▶ _RECORDS FOR THIS TASK_:
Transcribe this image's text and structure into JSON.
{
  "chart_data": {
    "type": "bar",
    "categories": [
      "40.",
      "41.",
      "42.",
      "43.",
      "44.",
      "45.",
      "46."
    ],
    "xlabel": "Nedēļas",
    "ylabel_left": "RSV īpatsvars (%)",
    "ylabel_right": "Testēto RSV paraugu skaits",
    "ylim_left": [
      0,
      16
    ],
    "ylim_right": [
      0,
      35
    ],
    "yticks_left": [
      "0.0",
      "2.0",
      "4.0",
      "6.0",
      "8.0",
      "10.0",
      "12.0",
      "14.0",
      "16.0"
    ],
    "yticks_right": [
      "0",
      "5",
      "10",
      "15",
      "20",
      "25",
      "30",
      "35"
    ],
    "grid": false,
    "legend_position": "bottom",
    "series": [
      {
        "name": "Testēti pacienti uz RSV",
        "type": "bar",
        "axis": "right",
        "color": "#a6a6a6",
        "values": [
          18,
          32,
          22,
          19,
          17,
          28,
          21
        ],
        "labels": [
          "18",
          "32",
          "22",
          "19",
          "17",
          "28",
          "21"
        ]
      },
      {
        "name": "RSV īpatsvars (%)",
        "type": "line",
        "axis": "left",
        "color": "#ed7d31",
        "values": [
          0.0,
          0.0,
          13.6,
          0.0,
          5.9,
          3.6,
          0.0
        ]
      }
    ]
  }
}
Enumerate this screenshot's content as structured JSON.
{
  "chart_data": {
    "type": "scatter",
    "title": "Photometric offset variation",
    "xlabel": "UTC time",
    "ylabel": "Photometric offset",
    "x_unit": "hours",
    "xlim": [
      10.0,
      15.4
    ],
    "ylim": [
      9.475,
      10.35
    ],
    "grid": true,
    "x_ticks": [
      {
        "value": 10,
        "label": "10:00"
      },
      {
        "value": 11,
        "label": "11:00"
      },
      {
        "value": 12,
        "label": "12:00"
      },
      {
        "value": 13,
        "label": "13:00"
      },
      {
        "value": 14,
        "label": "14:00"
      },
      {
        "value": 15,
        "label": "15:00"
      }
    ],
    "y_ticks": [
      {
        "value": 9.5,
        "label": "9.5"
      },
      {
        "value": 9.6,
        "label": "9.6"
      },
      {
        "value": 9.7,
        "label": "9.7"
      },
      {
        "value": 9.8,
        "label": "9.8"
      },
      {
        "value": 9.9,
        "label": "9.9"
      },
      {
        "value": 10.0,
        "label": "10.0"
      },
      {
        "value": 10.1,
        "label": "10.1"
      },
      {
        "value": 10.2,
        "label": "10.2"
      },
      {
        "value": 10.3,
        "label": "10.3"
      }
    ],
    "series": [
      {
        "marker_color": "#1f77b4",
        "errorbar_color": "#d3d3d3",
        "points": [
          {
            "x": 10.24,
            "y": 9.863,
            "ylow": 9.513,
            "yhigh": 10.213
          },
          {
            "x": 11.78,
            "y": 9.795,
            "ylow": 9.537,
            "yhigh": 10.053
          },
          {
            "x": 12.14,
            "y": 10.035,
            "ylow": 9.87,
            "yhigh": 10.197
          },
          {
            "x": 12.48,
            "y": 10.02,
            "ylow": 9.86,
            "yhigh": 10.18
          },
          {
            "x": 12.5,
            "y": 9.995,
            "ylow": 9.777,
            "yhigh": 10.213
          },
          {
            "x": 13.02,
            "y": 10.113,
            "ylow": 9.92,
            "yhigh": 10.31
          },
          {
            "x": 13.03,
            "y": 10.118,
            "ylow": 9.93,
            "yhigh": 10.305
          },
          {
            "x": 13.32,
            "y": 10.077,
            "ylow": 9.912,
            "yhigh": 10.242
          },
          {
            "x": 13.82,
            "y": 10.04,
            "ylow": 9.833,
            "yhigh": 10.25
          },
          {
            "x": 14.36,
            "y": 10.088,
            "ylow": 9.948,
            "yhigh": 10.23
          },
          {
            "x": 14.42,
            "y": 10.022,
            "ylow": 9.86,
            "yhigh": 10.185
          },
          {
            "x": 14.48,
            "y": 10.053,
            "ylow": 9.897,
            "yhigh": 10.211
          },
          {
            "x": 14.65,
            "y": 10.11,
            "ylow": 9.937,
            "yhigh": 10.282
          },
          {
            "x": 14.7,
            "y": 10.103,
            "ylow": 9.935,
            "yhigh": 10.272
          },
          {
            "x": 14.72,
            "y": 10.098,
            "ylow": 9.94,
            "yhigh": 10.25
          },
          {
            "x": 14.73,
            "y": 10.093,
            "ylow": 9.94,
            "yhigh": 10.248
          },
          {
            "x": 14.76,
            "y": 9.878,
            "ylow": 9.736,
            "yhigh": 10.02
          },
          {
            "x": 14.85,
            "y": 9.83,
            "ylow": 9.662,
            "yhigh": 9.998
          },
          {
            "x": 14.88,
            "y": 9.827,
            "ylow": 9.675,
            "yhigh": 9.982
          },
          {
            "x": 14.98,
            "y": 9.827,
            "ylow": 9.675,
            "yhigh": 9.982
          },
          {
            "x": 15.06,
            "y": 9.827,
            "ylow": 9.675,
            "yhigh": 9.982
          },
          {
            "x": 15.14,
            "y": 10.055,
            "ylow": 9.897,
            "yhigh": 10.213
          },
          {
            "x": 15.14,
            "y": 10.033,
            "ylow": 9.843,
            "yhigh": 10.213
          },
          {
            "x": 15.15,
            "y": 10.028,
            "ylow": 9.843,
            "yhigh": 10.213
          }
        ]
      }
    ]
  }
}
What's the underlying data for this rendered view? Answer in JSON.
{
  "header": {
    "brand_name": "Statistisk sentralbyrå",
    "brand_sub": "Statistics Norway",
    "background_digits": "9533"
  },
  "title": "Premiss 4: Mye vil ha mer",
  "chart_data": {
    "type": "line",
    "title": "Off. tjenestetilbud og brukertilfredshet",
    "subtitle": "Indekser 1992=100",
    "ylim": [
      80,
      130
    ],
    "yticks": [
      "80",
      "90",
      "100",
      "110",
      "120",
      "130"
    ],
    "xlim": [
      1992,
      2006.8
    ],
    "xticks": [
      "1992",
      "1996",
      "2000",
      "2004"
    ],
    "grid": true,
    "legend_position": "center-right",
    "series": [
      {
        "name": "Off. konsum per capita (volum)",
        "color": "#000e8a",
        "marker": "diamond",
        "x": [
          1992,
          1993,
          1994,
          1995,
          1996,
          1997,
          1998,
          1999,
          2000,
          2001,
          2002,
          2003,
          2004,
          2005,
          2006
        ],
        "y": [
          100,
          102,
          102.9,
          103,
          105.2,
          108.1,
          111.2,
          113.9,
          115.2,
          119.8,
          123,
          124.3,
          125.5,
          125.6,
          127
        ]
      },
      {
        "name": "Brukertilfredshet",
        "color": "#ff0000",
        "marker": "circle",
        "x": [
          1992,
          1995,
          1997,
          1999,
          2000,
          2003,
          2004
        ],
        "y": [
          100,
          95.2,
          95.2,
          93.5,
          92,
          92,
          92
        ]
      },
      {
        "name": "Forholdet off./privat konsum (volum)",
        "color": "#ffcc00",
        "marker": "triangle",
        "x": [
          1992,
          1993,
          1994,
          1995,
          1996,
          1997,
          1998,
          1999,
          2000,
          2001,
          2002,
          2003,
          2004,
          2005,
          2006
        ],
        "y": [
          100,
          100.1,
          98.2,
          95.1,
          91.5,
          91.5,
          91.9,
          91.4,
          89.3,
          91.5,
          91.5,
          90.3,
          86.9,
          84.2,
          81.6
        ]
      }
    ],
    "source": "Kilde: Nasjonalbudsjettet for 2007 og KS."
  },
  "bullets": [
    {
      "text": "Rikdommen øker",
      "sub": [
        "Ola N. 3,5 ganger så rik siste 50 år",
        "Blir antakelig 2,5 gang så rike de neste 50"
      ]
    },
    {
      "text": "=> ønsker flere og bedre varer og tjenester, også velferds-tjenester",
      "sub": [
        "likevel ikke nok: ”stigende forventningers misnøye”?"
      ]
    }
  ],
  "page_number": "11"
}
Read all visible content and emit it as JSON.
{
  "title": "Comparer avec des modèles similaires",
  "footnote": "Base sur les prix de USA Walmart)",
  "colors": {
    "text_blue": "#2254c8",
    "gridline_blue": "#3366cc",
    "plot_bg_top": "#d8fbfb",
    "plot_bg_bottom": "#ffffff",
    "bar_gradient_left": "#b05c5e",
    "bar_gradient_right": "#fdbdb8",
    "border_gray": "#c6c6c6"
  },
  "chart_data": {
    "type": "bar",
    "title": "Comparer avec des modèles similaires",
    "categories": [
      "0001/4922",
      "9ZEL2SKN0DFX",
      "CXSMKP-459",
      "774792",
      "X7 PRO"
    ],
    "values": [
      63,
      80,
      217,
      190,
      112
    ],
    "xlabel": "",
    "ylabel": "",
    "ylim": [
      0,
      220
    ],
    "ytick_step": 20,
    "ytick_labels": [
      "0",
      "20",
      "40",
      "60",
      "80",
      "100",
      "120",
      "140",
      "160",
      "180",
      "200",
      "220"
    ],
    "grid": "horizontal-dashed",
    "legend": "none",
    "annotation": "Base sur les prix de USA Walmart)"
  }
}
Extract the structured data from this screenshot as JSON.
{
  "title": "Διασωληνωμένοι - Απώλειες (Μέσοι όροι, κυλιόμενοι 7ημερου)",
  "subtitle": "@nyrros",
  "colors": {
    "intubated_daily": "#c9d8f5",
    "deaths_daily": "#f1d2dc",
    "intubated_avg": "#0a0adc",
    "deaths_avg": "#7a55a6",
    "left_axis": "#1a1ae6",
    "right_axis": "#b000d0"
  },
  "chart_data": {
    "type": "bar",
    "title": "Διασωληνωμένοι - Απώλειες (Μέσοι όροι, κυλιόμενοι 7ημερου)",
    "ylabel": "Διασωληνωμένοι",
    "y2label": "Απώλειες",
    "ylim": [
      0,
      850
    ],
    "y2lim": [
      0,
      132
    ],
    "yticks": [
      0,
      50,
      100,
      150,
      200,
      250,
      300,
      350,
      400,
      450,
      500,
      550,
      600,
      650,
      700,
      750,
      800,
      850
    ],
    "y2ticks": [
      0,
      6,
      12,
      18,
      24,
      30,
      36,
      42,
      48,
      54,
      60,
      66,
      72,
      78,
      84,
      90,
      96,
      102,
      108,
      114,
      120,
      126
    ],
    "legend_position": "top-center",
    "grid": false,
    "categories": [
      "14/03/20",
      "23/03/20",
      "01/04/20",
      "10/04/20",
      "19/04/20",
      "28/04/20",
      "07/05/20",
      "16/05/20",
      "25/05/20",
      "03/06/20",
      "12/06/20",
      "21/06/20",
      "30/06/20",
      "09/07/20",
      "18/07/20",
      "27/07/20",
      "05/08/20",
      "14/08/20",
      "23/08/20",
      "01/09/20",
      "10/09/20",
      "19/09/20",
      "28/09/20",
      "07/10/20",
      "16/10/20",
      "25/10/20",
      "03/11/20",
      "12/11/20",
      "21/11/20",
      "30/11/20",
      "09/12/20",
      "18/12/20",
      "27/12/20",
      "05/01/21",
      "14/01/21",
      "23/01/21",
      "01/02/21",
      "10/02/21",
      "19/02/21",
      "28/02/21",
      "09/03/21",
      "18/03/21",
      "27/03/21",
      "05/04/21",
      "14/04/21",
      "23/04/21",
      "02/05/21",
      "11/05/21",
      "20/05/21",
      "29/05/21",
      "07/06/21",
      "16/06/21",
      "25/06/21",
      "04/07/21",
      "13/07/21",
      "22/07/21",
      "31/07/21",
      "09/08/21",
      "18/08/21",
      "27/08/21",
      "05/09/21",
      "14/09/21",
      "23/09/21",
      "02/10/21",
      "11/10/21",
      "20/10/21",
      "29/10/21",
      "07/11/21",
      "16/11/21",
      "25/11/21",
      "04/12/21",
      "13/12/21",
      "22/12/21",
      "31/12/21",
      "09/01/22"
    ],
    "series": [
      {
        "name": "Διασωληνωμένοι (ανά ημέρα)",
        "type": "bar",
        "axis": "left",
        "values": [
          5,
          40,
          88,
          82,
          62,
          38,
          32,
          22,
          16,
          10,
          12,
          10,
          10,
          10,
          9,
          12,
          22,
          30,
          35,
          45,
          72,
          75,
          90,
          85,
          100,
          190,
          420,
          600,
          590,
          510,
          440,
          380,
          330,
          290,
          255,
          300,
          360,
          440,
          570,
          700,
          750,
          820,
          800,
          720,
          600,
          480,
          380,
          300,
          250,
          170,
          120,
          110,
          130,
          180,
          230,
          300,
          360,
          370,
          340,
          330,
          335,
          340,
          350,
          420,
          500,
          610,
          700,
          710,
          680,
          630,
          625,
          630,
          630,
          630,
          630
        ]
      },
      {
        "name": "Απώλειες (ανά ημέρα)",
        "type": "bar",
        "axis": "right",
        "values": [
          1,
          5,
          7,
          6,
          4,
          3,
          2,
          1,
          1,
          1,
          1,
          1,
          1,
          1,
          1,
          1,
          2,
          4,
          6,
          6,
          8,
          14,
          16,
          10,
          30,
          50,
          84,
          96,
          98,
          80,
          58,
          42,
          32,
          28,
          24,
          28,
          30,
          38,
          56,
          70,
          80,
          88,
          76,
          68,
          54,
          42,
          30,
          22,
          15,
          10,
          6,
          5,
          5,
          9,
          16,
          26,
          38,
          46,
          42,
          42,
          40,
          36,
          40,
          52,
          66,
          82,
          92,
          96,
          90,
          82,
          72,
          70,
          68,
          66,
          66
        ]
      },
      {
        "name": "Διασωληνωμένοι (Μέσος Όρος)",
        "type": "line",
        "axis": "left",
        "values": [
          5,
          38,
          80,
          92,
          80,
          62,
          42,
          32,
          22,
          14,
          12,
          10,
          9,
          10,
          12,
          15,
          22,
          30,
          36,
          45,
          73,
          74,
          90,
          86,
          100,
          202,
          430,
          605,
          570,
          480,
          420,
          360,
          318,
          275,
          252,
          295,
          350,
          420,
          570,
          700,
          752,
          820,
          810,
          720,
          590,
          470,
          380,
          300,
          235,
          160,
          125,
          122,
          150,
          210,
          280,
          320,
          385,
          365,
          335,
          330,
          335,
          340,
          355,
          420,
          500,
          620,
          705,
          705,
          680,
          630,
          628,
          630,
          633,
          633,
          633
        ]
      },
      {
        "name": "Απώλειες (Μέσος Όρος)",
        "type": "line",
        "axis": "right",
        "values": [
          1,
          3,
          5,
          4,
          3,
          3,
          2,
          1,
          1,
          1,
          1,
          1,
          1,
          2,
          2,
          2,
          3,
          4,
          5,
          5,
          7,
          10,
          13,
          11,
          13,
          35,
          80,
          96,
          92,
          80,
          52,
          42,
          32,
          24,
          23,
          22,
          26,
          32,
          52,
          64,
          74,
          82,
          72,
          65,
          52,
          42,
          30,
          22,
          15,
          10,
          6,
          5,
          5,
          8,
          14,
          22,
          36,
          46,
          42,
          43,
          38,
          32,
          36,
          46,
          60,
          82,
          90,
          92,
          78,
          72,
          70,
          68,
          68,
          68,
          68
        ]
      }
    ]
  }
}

▶ _WRITTEN TASK_:
Gather and return every line that holds the string "xlabel".

▶ _RESPONSE TO THE TASK_:
    "xlabel": "Nedēļas",
    "xlabel": "UTC time",
    "xlabel": "",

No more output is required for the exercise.